--- Problem requirements ---
Extract each line where the string "content" shows up.

--- Materials provided ---
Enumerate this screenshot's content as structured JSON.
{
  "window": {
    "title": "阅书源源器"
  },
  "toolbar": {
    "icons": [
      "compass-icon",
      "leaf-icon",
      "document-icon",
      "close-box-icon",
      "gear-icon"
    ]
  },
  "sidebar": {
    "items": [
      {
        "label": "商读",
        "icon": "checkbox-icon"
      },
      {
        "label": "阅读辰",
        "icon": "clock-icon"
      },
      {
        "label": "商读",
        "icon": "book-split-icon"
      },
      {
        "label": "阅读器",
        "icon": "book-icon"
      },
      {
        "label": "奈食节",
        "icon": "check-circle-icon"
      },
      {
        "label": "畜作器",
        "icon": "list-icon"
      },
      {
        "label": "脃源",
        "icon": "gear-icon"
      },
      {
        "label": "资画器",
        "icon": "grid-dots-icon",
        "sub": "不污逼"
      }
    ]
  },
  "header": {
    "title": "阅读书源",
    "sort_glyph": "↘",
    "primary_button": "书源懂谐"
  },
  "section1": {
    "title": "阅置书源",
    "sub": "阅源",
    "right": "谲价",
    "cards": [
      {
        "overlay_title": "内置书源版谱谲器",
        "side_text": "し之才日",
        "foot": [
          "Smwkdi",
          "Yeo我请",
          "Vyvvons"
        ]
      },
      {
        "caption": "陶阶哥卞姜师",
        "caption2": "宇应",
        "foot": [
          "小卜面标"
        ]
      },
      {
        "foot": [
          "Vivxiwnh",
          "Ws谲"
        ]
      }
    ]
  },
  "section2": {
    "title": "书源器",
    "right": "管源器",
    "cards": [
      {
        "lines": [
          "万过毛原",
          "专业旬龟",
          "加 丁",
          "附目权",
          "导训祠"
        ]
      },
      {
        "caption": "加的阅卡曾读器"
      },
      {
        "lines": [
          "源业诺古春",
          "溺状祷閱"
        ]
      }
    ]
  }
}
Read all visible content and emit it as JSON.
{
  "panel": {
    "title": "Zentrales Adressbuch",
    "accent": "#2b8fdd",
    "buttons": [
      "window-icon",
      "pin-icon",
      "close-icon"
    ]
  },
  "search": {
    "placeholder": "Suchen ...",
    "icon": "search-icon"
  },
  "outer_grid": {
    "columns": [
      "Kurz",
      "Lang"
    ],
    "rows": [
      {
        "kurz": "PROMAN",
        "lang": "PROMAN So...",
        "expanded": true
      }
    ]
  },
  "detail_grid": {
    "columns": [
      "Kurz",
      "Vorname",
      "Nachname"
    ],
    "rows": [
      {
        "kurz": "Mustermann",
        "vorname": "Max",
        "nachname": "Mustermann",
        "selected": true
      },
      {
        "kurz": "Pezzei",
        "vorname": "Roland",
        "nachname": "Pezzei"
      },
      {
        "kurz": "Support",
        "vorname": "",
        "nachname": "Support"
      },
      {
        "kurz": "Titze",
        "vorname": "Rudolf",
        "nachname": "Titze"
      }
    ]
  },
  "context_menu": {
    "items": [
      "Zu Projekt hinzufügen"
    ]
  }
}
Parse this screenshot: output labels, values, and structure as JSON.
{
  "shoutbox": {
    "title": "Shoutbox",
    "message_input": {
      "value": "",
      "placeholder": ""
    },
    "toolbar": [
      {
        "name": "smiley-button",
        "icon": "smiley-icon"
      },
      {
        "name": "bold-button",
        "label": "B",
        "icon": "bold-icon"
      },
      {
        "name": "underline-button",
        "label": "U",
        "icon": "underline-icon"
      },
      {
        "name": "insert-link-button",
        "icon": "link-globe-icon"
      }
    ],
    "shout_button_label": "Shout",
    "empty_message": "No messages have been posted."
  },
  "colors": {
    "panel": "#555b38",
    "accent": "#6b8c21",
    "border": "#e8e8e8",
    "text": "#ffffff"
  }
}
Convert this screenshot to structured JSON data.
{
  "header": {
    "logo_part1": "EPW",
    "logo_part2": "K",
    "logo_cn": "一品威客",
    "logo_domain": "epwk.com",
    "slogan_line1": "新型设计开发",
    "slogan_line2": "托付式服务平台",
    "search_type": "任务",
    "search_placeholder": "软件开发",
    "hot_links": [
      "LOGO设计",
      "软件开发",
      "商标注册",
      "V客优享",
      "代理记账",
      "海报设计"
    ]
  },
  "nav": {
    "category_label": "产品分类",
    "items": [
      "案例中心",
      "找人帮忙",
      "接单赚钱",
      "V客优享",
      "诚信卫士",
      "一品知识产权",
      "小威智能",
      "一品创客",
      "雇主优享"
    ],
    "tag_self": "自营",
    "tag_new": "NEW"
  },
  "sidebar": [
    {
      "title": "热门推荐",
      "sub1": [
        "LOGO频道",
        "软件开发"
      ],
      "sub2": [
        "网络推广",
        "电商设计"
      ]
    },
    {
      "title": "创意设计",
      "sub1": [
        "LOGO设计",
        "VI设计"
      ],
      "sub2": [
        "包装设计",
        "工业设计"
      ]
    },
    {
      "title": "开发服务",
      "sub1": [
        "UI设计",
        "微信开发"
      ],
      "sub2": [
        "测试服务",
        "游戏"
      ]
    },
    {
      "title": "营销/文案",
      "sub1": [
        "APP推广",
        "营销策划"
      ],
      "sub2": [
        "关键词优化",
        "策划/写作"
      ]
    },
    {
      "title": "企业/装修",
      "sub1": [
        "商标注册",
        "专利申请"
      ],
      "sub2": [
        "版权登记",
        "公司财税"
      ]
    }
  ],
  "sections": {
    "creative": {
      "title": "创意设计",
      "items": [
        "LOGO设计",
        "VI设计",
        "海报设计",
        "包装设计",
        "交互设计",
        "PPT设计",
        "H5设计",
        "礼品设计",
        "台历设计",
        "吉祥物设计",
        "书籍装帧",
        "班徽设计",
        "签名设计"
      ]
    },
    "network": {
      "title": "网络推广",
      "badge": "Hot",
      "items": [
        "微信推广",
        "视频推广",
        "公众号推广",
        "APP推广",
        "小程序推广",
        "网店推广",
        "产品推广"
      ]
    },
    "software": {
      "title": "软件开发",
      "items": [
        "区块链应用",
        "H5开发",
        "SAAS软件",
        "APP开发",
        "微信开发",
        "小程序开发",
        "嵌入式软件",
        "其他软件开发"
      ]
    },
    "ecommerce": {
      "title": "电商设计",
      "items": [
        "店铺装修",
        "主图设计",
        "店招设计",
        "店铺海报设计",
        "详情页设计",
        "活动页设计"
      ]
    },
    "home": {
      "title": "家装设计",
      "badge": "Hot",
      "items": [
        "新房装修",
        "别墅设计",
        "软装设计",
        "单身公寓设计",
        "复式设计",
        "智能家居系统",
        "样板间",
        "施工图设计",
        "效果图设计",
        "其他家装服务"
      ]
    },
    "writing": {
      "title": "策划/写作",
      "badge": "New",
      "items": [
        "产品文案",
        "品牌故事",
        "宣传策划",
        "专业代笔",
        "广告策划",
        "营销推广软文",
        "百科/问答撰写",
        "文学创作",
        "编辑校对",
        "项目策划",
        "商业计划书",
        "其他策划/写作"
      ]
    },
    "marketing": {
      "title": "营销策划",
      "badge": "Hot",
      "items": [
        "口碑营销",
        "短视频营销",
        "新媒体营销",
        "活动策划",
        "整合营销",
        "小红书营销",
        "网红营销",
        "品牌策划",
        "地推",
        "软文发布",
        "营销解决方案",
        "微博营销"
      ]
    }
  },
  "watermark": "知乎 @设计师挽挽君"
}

--- Correct output ---
Enumerate this screenshot's content as structured JSON.
Read all visible content and emit it as JSON.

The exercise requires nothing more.